# Short problem
Determine how many lines below hold the string "Komputer". Reply with the number alone.

* Start *

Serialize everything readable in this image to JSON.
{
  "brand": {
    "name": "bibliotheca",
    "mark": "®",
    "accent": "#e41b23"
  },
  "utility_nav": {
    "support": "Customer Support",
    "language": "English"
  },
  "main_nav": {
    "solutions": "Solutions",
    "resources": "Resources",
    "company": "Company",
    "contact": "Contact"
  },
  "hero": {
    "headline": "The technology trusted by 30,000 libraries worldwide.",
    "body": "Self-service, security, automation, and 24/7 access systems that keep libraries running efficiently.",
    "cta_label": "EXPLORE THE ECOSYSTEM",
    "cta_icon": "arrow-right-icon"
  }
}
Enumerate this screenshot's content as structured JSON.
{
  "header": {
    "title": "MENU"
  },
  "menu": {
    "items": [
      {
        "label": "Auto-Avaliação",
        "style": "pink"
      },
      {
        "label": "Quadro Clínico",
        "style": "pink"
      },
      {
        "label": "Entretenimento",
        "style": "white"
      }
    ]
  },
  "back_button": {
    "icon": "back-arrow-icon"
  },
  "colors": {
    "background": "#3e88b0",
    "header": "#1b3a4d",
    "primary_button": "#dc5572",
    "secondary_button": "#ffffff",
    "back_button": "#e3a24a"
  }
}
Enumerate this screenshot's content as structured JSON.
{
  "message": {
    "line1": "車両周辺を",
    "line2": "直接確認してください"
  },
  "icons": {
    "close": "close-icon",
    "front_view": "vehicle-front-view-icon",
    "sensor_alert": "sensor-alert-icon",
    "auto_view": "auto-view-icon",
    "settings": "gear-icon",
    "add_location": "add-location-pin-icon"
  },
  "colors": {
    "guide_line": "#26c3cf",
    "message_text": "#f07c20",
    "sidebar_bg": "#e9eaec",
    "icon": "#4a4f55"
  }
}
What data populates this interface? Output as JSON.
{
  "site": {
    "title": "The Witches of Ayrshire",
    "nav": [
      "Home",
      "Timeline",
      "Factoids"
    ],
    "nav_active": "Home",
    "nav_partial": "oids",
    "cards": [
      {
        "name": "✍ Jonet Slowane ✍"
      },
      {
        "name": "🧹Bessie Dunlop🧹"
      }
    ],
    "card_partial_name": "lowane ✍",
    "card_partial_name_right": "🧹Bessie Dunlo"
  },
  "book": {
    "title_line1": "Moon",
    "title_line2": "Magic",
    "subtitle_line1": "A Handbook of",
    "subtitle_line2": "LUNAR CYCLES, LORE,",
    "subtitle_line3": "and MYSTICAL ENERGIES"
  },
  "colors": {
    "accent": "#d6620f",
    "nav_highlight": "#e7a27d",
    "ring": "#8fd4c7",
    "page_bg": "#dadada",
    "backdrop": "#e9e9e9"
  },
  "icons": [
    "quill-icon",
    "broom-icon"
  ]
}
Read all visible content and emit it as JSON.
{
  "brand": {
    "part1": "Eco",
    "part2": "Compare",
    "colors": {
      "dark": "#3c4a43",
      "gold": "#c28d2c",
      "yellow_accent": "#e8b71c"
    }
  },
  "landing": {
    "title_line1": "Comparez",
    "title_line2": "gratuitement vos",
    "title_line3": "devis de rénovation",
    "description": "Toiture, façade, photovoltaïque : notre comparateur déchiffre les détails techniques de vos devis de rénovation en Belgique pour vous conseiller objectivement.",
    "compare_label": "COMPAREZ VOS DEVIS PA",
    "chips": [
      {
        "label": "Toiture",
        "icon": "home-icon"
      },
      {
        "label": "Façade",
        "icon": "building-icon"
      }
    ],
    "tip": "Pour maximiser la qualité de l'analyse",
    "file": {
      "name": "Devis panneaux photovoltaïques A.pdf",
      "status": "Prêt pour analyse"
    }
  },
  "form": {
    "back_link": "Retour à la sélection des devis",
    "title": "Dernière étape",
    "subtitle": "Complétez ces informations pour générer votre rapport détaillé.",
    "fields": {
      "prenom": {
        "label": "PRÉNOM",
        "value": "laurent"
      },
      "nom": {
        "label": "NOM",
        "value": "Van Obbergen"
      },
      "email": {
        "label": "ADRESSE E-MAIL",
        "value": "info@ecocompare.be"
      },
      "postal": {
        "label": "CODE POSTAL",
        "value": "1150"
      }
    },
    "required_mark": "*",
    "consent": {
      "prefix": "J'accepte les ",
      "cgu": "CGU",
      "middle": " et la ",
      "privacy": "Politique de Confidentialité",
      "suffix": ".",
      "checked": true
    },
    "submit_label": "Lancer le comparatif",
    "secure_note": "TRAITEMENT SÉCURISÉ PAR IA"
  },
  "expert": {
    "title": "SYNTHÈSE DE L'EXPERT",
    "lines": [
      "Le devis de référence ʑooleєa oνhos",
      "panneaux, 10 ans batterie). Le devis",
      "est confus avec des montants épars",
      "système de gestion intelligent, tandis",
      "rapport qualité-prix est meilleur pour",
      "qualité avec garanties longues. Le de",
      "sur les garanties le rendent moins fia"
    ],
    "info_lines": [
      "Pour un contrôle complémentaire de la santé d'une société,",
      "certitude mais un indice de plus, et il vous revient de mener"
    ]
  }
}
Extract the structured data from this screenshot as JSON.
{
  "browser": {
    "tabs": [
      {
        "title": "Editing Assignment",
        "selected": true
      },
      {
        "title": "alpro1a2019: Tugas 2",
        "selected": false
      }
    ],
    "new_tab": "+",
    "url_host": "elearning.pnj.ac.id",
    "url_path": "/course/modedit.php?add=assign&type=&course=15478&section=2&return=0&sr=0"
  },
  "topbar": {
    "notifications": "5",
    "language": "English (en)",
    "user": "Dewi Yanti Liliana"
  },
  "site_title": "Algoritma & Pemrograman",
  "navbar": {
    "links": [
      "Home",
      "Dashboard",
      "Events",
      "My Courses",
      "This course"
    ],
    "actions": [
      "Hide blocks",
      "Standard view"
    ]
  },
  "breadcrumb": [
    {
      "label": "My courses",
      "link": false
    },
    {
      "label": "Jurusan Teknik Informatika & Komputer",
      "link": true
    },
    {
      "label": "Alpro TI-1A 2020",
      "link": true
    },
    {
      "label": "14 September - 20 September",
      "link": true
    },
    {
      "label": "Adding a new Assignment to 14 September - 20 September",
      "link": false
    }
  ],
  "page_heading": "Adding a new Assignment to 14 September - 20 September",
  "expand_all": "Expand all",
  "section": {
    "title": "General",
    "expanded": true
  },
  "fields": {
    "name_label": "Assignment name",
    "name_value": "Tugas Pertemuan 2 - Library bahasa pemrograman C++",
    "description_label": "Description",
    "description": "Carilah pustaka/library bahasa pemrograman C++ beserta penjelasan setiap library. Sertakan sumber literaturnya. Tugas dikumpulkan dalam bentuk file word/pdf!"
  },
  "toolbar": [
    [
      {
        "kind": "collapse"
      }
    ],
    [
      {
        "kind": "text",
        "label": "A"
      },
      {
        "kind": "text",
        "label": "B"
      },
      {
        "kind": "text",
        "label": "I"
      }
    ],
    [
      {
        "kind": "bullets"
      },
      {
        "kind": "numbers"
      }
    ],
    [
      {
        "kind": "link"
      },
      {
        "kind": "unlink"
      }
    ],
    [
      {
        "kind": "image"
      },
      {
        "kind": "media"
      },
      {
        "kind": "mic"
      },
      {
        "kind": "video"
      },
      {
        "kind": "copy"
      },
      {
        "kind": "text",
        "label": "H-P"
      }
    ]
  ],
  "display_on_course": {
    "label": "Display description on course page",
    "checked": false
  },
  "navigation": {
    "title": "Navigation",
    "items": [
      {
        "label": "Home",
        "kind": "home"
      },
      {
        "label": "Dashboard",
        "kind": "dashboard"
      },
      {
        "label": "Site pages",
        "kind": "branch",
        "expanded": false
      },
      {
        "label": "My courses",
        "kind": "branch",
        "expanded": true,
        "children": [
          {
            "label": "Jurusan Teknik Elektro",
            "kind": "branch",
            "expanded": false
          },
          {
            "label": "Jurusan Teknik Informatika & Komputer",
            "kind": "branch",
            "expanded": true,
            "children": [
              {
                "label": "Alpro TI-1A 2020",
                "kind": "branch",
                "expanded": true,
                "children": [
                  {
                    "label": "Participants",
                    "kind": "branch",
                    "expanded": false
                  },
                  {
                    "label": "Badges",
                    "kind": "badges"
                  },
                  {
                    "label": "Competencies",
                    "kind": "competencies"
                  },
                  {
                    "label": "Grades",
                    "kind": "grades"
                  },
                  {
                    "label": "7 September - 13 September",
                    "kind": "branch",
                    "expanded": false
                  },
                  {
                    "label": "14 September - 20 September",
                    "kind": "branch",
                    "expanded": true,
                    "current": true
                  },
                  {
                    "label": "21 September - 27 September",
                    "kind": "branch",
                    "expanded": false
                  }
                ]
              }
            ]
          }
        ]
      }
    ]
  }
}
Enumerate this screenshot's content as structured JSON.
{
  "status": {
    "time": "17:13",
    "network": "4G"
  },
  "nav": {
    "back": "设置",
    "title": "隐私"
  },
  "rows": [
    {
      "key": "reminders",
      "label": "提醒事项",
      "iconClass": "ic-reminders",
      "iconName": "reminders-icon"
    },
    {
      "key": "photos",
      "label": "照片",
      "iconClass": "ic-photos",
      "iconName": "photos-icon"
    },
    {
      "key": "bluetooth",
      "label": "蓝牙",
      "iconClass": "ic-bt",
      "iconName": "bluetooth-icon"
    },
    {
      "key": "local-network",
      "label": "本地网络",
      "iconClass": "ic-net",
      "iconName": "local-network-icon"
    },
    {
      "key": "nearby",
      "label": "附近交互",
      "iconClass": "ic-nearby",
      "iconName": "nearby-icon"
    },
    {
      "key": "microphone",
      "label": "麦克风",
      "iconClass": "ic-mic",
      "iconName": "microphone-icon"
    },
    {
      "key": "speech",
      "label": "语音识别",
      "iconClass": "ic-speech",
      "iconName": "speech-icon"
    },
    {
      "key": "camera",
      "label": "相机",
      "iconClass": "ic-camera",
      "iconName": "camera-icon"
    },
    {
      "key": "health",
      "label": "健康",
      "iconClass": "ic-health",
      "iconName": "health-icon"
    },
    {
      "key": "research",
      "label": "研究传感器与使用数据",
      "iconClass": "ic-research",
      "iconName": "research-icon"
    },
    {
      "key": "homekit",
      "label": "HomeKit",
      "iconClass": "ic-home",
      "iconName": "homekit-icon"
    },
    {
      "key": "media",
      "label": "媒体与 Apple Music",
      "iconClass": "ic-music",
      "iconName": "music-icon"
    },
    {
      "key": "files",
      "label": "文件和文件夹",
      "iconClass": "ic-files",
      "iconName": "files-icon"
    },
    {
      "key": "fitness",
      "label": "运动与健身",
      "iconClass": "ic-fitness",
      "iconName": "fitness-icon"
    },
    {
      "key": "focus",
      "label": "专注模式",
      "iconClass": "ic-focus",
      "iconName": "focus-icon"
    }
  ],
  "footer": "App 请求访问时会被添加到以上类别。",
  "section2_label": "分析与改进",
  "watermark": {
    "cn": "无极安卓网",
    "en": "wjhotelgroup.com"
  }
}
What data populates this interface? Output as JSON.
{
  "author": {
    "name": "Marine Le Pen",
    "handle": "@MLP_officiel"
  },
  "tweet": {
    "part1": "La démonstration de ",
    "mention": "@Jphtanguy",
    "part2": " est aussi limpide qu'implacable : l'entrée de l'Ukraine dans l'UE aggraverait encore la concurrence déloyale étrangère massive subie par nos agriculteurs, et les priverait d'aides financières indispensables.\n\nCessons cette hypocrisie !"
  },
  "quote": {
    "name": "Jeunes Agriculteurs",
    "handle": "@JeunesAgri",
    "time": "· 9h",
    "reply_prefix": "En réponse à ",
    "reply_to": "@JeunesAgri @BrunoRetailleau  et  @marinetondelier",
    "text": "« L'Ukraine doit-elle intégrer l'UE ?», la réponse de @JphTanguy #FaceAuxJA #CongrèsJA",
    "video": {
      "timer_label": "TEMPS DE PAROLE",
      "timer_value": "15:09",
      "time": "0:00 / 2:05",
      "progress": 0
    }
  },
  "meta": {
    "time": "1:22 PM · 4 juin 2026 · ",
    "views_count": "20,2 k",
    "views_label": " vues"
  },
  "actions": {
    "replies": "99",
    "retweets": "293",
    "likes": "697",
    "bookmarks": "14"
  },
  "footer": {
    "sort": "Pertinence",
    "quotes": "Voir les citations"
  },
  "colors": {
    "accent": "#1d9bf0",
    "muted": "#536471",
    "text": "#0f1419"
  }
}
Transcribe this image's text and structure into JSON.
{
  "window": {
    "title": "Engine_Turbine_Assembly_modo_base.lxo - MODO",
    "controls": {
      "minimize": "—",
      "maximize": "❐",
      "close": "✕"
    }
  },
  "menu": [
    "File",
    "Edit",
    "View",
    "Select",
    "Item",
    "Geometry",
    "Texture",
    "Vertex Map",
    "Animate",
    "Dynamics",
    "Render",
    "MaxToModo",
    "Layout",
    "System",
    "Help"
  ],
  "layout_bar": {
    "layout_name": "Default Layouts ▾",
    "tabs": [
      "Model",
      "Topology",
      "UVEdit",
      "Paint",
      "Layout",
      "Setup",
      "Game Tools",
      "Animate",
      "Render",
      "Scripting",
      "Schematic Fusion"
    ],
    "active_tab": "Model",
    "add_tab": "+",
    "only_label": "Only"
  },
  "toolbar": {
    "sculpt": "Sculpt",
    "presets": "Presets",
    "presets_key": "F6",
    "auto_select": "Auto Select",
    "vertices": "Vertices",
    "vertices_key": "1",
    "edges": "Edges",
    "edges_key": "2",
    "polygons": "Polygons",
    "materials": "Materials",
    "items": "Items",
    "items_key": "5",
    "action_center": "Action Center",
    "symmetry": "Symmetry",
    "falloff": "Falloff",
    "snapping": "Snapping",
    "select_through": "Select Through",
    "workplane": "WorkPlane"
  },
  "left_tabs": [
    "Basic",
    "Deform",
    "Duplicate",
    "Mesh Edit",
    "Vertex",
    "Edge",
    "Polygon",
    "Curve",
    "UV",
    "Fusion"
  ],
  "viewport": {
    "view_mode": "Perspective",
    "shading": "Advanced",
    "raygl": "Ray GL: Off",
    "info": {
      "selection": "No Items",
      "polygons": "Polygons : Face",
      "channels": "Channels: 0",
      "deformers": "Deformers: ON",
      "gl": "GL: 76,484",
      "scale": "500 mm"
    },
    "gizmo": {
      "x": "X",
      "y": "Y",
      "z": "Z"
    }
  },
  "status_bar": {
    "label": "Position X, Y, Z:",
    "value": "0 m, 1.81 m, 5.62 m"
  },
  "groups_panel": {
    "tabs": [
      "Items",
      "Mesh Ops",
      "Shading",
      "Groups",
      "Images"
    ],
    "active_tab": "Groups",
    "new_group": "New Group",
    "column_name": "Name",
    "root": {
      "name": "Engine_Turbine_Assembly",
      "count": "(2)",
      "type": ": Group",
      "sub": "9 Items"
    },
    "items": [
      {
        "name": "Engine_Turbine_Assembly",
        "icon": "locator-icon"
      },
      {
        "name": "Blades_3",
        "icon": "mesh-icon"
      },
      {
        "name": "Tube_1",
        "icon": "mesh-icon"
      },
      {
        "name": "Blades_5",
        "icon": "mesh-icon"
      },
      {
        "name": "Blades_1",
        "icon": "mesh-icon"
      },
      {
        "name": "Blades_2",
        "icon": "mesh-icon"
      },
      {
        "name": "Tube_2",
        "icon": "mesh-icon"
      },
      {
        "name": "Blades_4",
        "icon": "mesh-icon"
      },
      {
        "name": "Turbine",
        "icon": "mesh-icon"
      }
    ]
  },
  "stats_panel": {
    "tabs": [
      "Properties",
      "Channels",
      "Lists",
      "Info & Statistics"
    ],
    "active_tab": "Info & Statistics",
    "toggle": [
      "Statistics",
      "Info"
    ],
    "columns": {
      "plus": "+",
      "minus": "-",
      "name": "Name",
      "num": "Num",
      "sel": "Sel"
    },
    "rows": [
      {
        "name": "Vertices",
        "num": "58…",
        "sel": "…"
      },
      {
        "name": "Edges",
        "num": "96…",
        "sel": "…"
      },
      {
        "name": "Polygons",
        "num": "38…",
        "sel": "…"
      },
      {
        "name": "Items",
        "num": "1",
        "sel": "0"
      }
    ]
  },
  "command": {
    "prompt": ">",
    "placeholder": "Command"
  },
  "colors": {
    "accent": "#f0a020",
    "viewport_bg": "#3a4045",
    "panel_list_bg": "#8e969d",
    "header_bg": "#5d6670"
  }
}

* End *

# Task output
2